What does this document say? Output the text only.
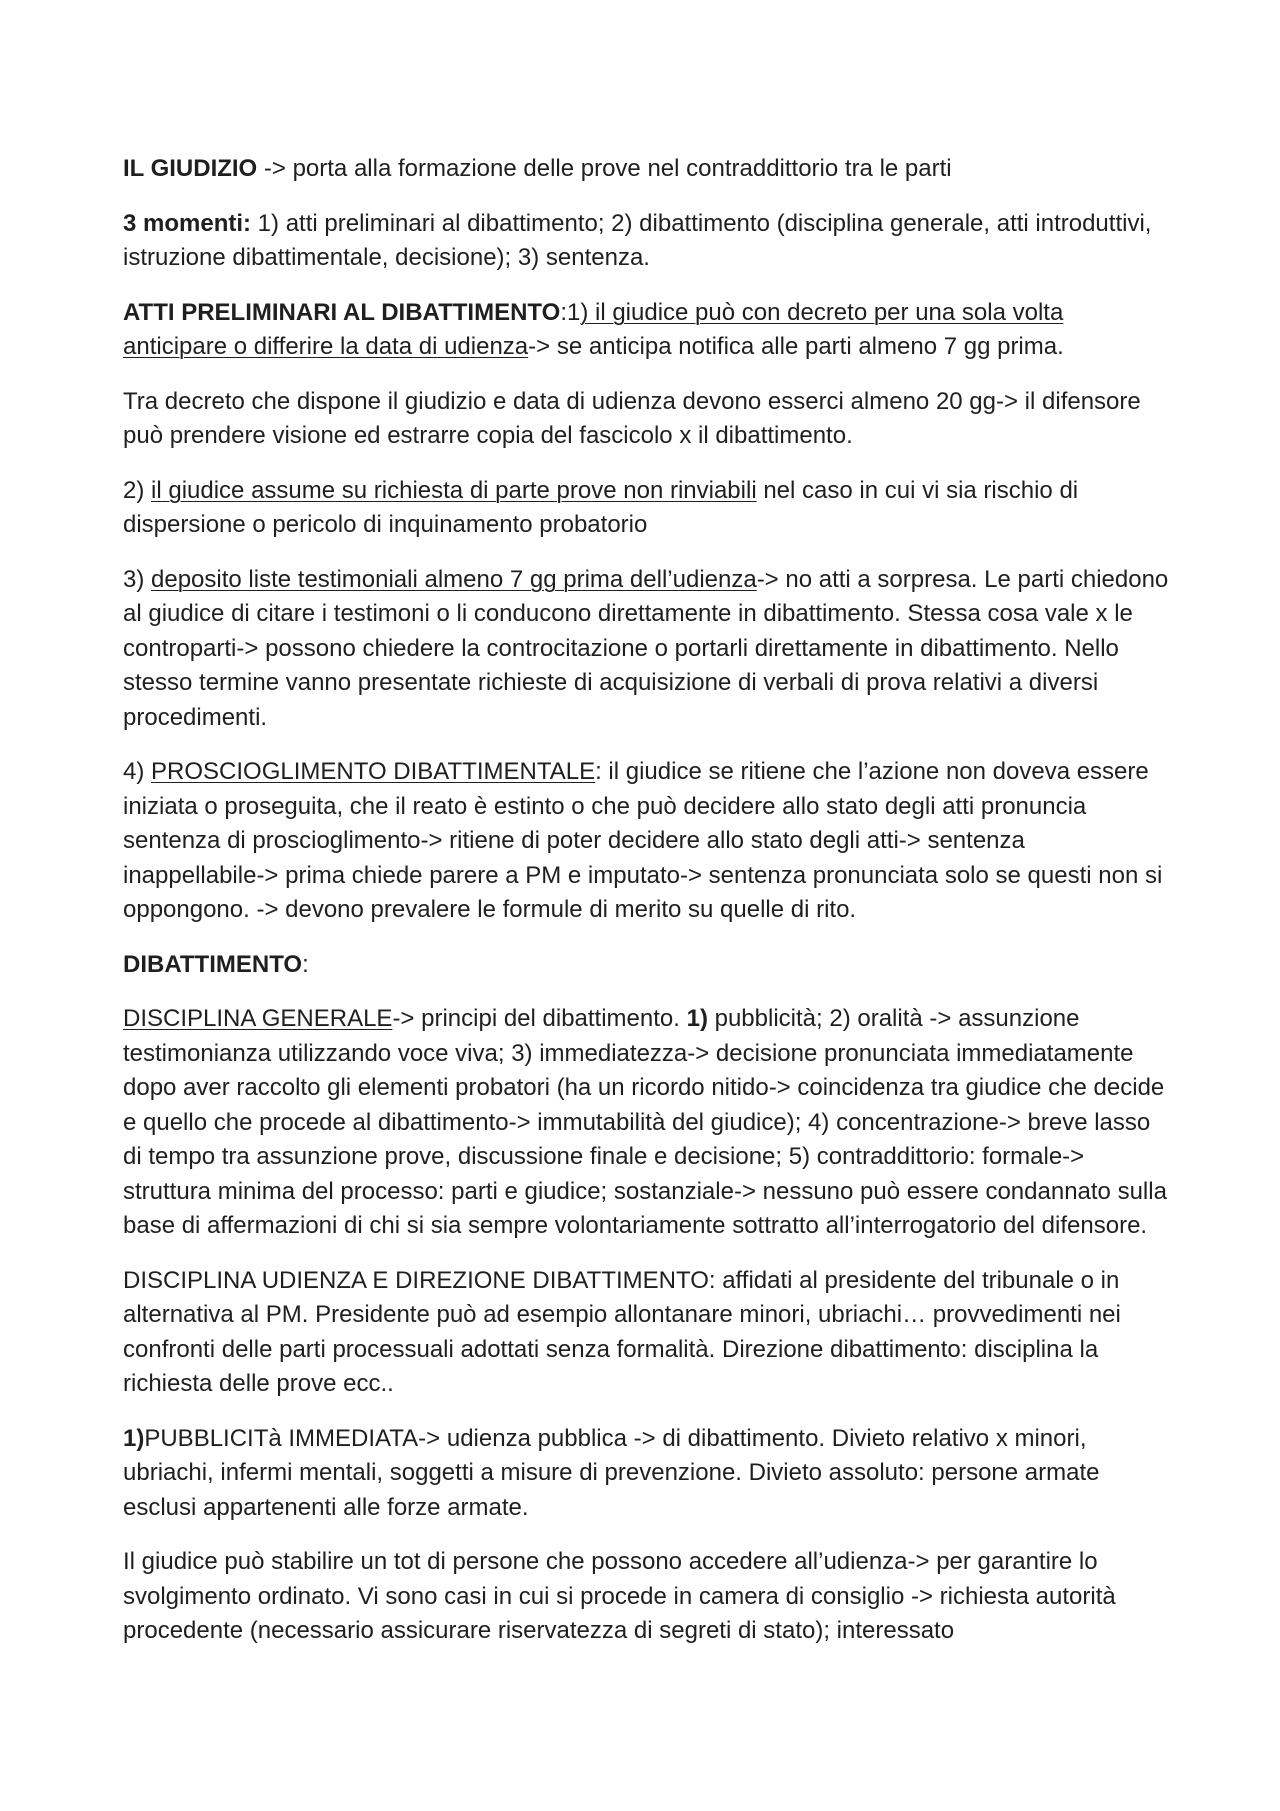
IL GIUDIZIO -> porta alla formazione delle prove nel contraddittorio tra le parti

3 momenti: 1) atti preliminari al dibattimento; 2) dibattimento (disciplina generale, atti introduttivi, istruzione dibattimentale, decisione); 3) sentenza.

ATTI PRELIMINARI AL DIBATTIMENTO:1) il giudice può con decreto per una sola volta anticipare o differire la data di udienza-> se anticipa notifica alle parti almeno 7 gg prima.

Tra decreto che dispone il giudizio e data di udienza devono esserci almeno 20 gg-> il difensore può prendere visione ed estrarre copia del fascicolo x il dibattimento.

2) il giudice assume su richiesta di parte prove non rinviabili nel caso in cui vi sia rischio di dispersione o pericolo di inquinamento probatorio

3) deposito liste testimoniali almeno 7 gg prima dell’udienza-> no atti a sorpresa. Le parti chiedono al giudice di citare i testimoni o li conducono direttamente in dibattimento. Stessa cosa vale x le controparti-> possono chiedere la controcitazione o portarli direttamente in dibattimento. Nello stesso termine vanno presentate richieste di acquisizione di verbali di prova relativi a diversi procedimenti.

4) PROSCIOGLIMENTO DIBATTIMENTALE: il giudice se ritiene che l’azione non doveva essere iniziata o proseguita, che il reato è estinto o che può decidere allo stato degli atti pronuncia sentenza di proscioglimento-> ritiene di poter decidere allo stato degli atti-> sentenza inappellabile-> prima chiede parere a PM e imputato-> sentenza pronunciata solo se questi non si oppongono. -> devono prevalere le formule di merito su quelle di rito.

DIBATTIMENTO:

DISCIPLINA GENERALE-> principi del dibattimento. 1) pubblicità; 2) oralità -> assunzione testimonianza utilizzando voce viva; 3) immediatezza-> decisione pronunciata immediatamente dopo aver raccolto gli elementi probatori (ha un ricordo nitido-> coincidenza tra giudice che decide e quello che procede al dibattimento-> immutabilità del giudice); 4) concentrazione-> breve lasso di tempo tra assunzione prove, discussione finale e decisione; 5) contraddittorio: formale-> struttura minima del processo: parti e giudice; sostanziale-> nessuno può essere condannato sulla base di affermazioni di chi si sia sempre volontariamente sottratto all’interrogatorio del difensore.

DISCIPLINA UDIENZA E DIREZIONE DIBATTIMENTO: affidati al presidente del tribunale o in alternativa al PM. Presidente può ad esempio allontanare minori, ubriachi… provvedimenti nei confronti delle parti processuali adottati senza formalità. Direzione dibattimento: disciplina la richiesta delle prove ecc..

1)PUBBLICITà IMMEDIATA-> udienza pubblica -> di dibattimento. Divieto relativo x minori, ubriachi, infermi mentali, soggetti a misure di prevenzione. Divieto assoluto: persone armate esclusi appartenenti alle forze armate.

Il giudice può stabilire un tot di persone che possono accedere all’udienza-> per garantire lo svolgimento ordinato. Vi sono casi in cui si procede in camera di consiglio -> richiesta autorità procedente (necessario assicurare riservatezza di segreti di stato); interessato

# Task prompt
Go through the listing above and write it out again exactly, dropping the pictures.

# Right answer
What does this document say? Output the text only.
IL GIUDIZIO -> porta alla formazione delle prove nel contraddittorio tra le parti

3 momenti: 1) atti preliminari al dibattimento; 2) dibattimento (disciplina generale, atti introduttivi, istruzione dibattimentale, decisione); 3) sentenza.

ATTI PRELIMINARI AL DIBATTIMENTO:1) il giudice può con decreto per una sola volta anticipare o differire la data di udienza-> se anticipa notifica alle parti almeno 7 gg prima.

Tra decreto che dispone il giudizio e data di udienza devono esserci almeno 20 gg-> il difensore può prendere visione ed estrarre copia del fascicolo x il dibattimento.

2) il giudice assume su richiesta di parte prove non rinviabili nel caso in cui vi sia rischio di dispersione o pericolo di inquinamento probatorio

3) deposito liste testimoniali almeno 7 gg prima dell’udienza-> no atti a sorpresa. Le parti chiedono al giudice di citare i testimoni o li conducono direttamente in dibattimento. Stessa cosa vale x le controparti-> possono chiedere la controcitazione o portarli direttamente in dibattimento. Nello stesso termine vanno presentate richieste di acquisizione di verbali di prova relativi a diversi procedimenti.

4) PROSCIOGLIMENTO DIBATTIMENTALE: il giudice se ritiene che l’azione non doveva essere iniziata o proseguita, che il reato è estinto o che può decidere allo stato degli atti pronuncia sentenza di proscioglimento-> ritiene di poter decidere allo stato degli atti-> sentenza inappellabile-> prima chiede parere a PM e imputato-> sentenza pronunciata solo se questi non si oppongono. -> devono prevalere le formule di merito su quelle di rito.

DIBATTIMENTO:

DISCIPLINA GENERALE-> principi del dibattimento. 1) pubblicità; 2) oralità -> assunzione testimonianza utilizzando voce viva; 3) immediatezza-> decisione pronunciata immediatamente dopo aver raccolto gli elementi probatori (ha un ricordo nitido-> coincidenza tra giudice che decide e quello che procede al dibattimento-> immutabilità del giudice); 4) concentrazione-> breve lasso di tempo tra assunzione prove, discussione finale e decisione; 5) contraddittorio: formale-> struttura minima del processo: parti e giudice; sostanziale-> nessuno può essere condannato sulla base di affermazioni di chi si sia sempre volontariamente sottratto all’interrogatorio del difensore.

DISCIPLINA UDIENZA E DIREZIONE DIBATTIMENTO: affidati al presidente del tribunale o in alternativa al PM. Presidente può ad esempio allontanare minori, ubriachi… provvedimenti nei confronti delle parti processuali adottati senza formalità. Direzione dibattimento: disciplina la richiesta delle prove ecc..

1)PUBBLICITà IMMEDIATA-> udienza pubblica -> di dibattimento. Divieto relativo x minori, ubriachi, infermi mentali, soggetti a misure di prevenzione. Divieto assoluto: persone armate esclusi appartenenti alle forze armate.

Il giudice può stabilire un tot di persone che possono accedere all’udienza-> per garantire lo svolgimento ordinato. Vi sono casi in cui si procede in camera di consiglio -> richiesta autorità procedente (necessario assicurare riservatezza di segreti di stato); interessato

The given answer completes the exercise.